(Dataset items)
☆ ☆ ☆ ☆
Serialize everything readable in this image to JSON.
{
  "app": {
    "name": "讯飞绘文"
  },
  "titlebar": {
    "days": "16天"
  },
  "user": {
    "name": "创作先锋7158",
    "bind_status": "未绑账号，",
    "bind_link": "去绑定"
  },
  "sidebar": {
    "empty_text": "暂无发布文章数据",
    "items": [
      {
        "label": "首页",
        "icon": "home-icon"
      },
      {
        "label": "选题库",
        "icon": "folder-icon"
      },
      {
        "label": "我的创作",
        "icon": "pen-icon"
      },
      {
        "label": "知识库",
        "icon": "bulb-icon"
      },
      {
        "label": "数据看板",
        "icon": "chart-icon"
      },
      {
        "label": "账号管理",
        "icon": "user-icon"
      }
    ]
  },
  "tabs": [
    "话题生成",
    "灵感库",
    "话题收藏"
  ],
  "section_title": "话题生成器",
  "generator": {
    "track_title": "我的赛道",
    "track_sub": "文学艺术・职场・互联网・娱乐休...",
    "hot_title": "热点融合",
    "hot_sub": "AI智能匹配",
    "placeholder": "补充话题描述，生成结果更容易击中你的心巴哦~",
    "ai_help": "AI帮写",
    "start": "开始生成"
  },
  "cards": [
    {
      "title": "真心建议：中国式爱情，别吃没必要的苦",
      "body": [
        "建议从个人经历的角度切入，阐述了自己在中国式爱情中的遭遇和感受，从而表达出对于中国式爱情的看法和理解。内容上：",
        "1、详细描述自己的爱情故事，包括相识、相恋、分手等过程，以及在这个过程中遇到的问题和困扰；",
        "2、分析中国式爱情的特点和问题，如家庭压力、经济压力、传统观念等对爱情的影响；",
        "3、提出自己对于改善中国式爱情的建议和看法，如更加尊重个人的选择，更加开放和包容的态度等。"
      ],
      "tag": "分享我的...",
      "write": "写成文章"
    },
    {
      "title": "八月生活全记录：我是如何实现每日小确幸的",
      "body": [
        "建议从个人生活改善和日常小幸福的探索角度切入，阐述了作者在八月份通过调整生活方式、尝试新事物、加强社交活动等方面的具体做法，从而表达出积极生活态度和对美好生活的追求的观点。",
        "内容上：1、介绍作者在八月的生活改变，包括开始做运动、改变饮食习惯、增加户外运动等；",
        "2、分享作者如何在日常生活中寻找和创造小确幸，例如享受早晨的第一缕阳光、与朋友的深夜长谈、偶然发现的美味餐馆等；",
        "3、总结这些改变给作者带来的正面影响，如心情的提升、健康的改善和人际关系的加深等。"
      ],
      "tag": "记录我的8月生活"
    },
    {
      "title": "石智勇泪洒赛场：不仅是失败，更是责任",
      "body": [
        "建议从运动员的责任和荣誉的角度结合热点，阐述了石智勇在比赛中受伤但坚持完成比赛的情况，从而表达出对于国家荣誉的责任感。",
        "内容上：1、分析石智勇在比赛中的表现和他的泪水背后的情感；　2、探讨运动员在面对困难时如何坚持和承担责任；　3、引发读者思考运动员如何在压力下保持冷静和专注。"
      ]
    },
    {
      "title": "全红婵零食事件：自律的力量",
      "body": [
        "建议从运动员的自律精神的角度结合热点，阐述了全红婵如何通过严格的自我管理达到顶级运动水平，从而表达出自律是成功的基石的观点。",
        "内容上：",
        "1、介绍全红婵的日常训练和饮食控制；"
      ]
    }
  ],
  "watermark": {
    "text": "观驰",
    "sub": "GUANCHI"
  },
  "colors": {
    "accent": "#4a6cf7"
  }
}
☆ ☆ ☆ ☆
● **EXERCISE DIRECTIONS**: Which lines hold the word "icon"? Show each one.

● **WRITTEN SOLUTION**:
        "icon": "home-icon"
        "icon": "folder-icon"
        "icon": "pen-icon"
        "icon": "bulb-icon"
        "icon": "chart-icon"
        "icon": "user-icon"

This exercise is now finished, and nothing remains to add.